Data excerpts
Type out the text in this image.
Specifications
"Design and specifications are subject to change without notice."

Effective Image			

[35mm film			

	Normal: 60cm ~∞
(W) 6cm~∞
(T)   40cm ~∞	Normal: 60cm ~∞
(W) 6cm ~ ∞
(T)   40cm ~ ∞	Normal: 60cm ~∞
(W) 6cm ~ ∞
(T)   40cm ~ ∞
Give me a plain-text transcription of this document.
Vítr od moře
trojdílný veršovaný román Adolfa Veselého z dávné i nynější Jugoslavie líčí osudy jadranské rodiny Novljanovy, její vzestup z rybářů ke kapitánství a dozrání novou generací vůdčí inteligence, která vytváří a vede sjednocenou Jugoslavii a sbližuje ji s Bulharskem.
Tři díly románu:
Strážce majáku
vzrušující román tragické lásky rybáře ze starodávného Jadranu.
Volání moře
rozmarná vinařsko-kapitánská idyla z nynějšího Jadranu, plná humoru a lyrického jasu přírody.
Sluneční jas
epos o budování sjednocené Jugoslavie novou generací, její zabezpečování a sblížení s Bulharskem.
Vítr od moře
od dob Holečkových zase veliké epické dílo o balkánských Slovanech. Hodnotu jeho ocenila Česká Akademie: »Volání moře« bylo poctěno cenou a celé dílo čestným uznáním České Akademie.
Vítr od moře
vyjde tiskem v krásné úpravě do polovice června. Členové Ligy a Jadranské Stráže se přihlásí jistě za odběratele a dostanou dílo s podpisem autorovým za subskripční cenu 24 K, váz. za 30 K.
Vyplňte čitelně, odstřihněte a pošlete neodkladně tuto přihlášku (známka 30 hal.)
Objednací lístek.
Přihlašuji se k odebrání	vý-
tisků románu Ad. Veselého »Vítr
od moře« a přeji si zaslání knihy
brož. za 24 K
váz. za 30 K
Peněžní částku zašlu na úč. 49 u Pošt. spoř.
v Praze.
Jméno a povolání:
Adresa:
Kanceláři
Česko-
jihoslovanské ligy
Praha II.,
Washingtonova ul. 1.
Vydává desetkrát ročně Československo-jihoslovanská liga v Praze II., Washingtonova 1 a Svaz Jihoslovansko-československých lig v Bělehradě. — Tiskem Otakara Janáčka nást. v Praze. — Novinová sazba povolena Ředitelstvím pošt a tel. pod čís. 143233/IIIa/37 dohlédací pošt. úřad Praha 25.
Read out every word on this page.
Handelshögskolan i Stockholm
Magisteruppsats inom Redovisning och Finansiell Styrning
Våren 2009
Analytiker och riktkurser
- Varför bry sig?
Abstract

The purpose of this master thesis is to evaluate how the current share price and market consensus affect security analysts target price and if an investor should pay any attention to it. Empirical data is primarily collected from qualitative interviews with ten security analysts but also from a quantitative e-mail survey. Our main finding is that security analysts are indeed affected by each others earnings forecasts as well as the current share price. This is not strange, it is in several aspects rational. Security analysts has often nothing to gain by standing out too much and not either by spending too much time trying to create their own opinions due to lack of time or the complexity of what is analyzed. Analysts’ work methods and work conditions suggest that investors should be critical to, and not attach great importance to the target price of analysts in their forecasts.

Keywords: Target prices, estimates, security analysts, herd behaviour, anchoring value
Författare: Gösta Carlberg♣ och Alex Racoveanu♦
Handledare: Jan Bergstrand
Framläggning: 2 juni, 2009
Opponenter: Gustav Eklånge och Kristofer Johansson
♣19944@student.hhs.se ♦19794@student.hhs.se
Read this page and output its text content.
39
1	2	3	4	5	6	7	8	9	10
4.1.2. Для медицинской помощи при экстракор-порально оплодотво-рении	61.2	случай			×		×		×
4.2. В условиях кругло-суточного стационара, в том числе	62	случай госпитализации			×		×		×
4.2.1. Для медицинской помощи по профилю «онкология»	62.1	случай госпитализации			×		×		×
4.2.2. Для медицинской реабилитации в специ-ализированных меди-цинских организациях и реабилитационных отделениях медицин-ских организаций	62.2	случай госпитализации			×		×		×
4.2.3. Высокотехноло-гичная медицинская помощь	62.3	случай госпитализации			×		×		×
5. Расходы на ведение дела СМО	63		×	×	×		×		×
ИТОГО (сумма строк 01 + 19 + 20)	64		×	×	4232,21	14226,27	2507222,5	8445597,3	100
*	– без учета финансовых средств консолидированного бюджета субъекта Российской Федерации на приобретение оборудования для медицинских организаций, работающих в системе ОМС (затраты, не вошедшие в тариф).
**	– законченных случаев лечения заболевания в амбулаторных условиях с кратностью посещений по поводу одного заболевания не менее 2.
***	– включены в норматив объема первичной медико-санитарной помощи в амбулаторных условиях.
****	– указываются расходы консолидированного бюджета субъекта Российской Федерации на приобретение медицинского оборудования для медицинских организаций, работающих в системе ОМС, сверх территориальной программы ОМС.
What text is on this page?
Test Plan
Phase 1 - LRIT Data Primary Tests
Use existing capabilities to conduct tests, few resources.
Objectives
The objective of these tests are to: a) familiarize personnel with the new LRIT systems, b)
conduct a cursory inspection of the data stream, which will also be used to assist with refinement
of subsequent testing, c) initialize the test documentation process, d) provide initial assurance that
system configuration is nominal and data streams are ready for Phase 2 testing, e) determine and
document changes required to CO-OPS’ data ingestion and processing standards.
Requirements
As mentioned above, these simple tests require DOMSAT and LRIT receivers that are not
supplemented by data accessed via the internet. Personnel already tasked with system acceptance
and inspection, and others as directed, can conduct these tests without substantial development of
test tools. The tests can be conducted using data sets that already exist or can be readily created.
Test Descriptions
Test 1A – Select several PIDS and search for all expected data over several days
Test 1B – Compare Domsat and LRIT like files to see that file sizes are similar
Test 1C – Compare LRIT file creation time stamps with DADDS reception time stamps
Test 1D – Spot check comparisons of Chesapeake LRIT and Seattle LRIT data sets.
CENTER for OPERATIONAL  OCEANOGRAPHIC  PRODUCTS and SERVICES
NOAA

## EXERCISE:
Above are some records. Print them all exactly.

## RESULT:
Type out the text in this image.
Specifications
"Design and specifications are subject to change without notice."

Effective Image			

[35mm film			

	Normal: 60cm ~∞
(W) 6cm~∞
(T)   40cm ~∞	Normal: 60cm ~∞
(W) 6cm ~ ∞
(T)   40cm ~ ∞	Normal: 60cm ~∞
(W) 6cm ~ ∞
(T)   40cm ~ ∞
Give me a plain-text transcription of this document.
Vítr od moře
trojdílný veršovaný román Adolfa Veselého z dávné i nynější Jugoslavie líčí osudy jadranské rodiny Novljanovy, její vzestup z rybářů ke kapitánství a dozrání novou generací vůdčí inteligence, která vytváří a vede sjednocenou Jugoslavii a sbližuje ji s Bulharskem.
Tři díly románu:
Strážce majáku
vzrušující román tragické lásky rybáře ze starodávného Jadranu.
Volání moře
rozmarná vinařsko-kapitánská idyla z nynějšího Jadranu, plná humoru a lyrického jasu přírody.
Sluneční jas
epos o budování sjednocené Jugoslavie novou generací, její zabezpečování a sblížení s Bulharskem.
Vítr od moře
od dob Holečkových zase veliké epické dílo o balkánských Slovanech. Hodnotu jeho ocenila Česká Akademie: »Volání moře« bylo poctěno cenou a celé dílo čestným uznáním České Akademie.
Vítr od moře
vyjde tiskem v krásné úpravě do polovice června. Členové Ligy a Jadranské Stráže se přihlásí jistě za odběratele a dostanou dílo s podpisem autorovým za subskripční cenu 24 K, váz. za 30 K.
Vyplňte čitelně, odstřihněte a pošlete neodkladně tuto přihlášku (známka 30 hal.)
Objednací lístek.
Přihlašuji se k odebrání	vý-
tisků románu Ad. Veselého »Vítr
od moře« a přeji si zaslání knihy
brož. za 24 K
váz. za 30 K
Peněžní částku zašlu na úč. 49 u Pošt. spoř.
v Praze.
Jméno a povolání:
Adresa:
Kanceláři
Česko-
jihoslovanské ligy
Praha II.,
Washingtonova ul. 1.
Vydává desetkrát ročně Československo-jihoslovanská liga v Praze II., Washingtonova 1 a Svaz Jihoslovansko-československých lig v Bělehradě. — Tiskem Otakara Janáčka nást. v Praze. — Novinová sazba povolena Ředitelstvím pošt a tel. pod čís. 143233/IIIa/37 dohlédací pošt. úřad Praha 25.
Read out every word on this page.
Handelshögskolan i Stockholm
Magisteruppsats inom Redovisning och Finansiell Styrning
Våren 2009
Analytiker och riktkurser
- Varför bry sig?
Abstract

The purpose of this master thesis is to evaluate how the current share price and market consensus affect security analysts target price and if an investor should pay any attention to it. Empirical data is primarily collected from qualitative interviews with ten security analysts but also from a quantitative e-mail survey. Our main finding is that security analysts are indeed affected by each others earnings forecasts as well as the current share price. This is not strange, it is in several aspects rational. Security analysts has often nothing to gain by standing out too much and not either by spending too much time trying to create their own opinions due to lack of time or the complexity of what is analyzed. Analysts’ work methods and work conditions suggest that investors should be critical to, and not attach great importance to the target price of analysts in their forecasts.

Keywords: Target prices, estimates, security analysts, herd behaviour, anchoring value
Författare: Gösta Carlberg♣ och Alex Racoveanu♦
Handledare: Jan Bergstrand
Framläggning: 2 juni, 2009
Opponenter: Gustav Eklånge och Kristofer Johansson
♣19944@student.hhs.se ♦19794@student.hhs.se
Read this page and output its text content.
39
1	2	3	4	5	6	7	8	9	10
4.1.2. Для медицинской помощи при экстракор-порально оплодотво-рении	61.2	случай			×		×		×
4.2. В условиях кругло-суточного стационара, в том числе	62	случай госпитализации			×		×		×
4.2.1. Для медицинской помощи по профилю «онкология»	62.1	случай госпитализации			×		×		×
4.2.2. Для медицинской реабилитации в специ-ализированных меди-цинских организациях и реабилитационных отделениях медицин-ских организаций	62.2	случай госпитализации			×		×		×
4.2.3. Высокотехноло-гичная медицинская помощь	62.3	случай госпитализации			×		×		×
5. Расходы на ведение дела СМО	63		×	×	×		×		×
ИТОГО (сумма строк 01 + 19 + 20)	64		×	×	4232,21	14226,27	2507222,5	8445597,3	100
*	– без учета финансовых средств консолидированного бюджета субъекта Российской Федерации на приобретение оборудования для медицинских организаций, работающих в системе ОМС (затраты, не вошедшие в тариф).
**	– законченных случаев лечения заболевания в амбулаторных условиях с кратностью посещений по поводу одного заболевания не менее 2.
***	– включены в норматив объема первичной медико-санитарной помощи в амбулаторных условиях.
****	– указываются расходы консолидированного бюджета субъекта Российской Федерации на приобретение медицинского оборудования для медицинских организаций, работающих в системе ОМС, сверх территориальной программы ОМС.
What text is on this page?
Test Plan
Phase 1 - LRIT Data Primary Tests
Use existing capabilities to conduct tests, few resources.
Objectives
The objective of these tests are to: a) familiarize personnel with the new LRIT systems, b)
conduct a cursory inspection of the data stream, which will also be used to assist with refinement
of subsequent testing, c) initialize the test documentation process, d) provide initial assurance that
system configuration is nominal and data streams are ready for Phase 2 testing, e) determine and
document changes required to CO-OPS’ data ingestion and processing standards.
Requirements
As mentioned above, these simple tests require DOMSAT and LRIT receivers that are not
supplemented by data accessed via the internet. Personnel already tasked with system acceptance
and inspection, and others as directed, can conduct these tests without substantial development of
test tools. The tests can be conducted using data sets that already exist or can be readily created.
Test Descriptions
Test 1A – Select several PIDS and search for all expected data over several days
Test 1B – Compare Domsat and LRIT like files to see that file sizes are similar
Test 1C – Compare LRIT file creation time stamps with DADDS reception time stamps
Test 1D – Spot check comparisons of Chesapeake LRIT and Seattle LRIT data sets.
CENTER for OPERATIONAL  OCEANOGRAPHIC  PRODUCTS and SERVICES
NOAA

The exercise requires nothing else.